§ **Work to be completed**
Reproduce the listing exactly, with no pictures in your copy.

§ **Records from a data collection**
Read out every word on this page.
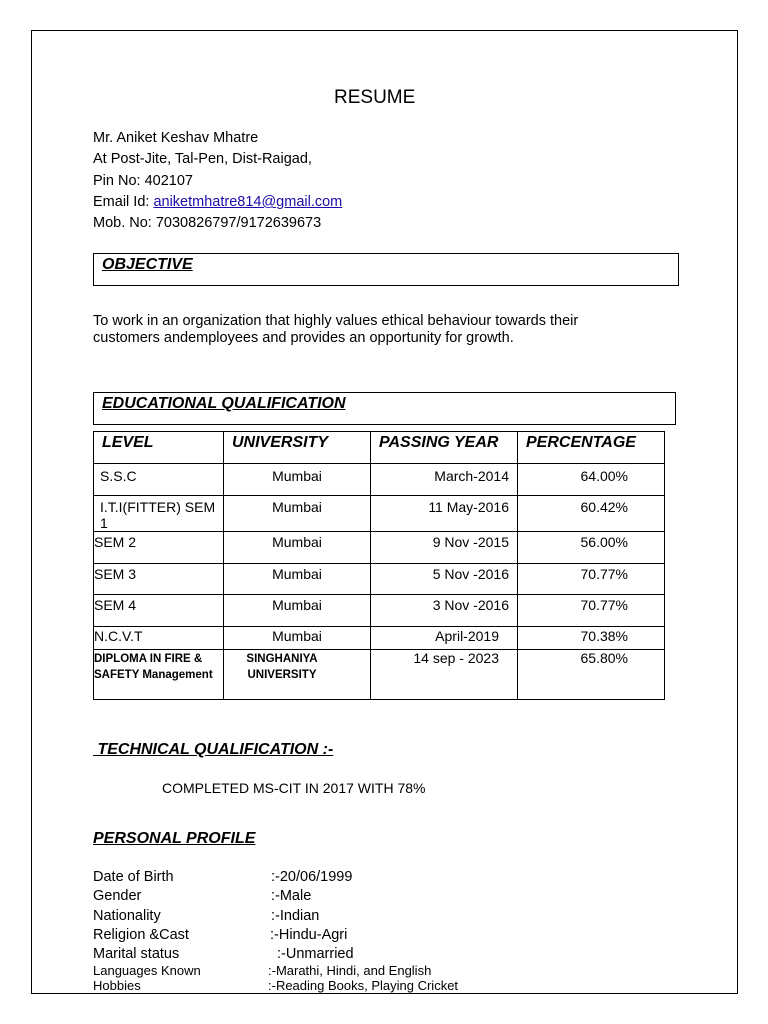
RESUME
Mr. Aniket Keshav Mhatre
At Post-Jite, Tal-Pen, Dist-Raigad,
Pin No: 402107
Email Id: aniketmhatre814@gmail.com
Mob. No: 7030826797/9172639673
OBJECTIVE
To work in an organization that highly values ethical behaviour towards their
customers andemployees and provides an opportunity for growth.
EDUCATIONAL QUALIFICATION
LEVEL	UNIVERSITY	PASSING YEAR	PERCENTAGE
S.S.C	Mumbai	March-2014	64.00%
I.T.I(FITTER) SEM 1	Mumbai	11 May-2016	60.42%
SEM 2	Mumbai	9 Nov -2015	56.00%
SEM 3	Mumbai	5 Nov -2016	70.77%
SEM 4	Mumbai	3 Nov -2016	70.77%
N.C.V.T	Mumbai	April-2019	70.38%
DIPLOMA IN FIRE & SAFETY Management	SINGHANIYA UNIVERSITY	14 sep - 2023	65.80%
TECHNICAL QUALIFICATION :-
COMPLETED MS-CIT IN 2017 WITH 78%
PERSONAL PROFILE
Date of Birth	:-20/06/1999
Gender	:-Male
Nationality	:-Indian
Religion &Cast	:-Hindu-Agri
Marital status	:-Unmarried
Languages Known	:-Marathi, Hindi, and English
Hobbies	:-Reading Books, Playing Cricket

§ **Complete response**
Read out every word on this page.
RESUME
Mr. Aniket Keshav Mhatre
At Post-Jite, Tal-Pen, Dist-Raigad,
Pin No: 402107
Email Id: aniketmhatre814@gmail.com
Mob. No: 7030826797/9172639673
OBJECTIVE
To work in an organization that highly values ethical behaviour towards their
customers andemployees and provides an opportunity for growth.
EDUCATIONAL QUALIFICATION
LEVEL	UNIVERSITY	PASSING YEAR	PERCENTAGE
S.S.C	Mumbai	March-2014	64.00%
I.T.I(FITTER) SEM 1	Mumbai	11 May-2016	60.42%
SEM 2	Mumbai	9 Nov -2015	56.00%
SEM 3	Mumbai	5 Nov -2016	70.77%
SEM 4	Mumbai	3 Nov -2016	70.77%
N.C.V.T	Mumbai	April-2019	70.38%
DIPLOMA IN FIRE & SAFETY Management	SINGHANIYA UNIVERSITY	14 sep - 2023	65.80%
TECHNICAL QUALIFICATION :-
COMPLETED MS-CIT IN 2017 WITH 78%
PERSONAL PROFILE
Date of Birth	:-20/06/1999
Gender	:-Male
Nationality	:-Indian
Religion &Cast	:-Hindu-Agri
Marital status	:-Unmarried
Languages Known	:-Marathi, Hindi, and English
Hobbies	:-Reading Books, Playing Cricket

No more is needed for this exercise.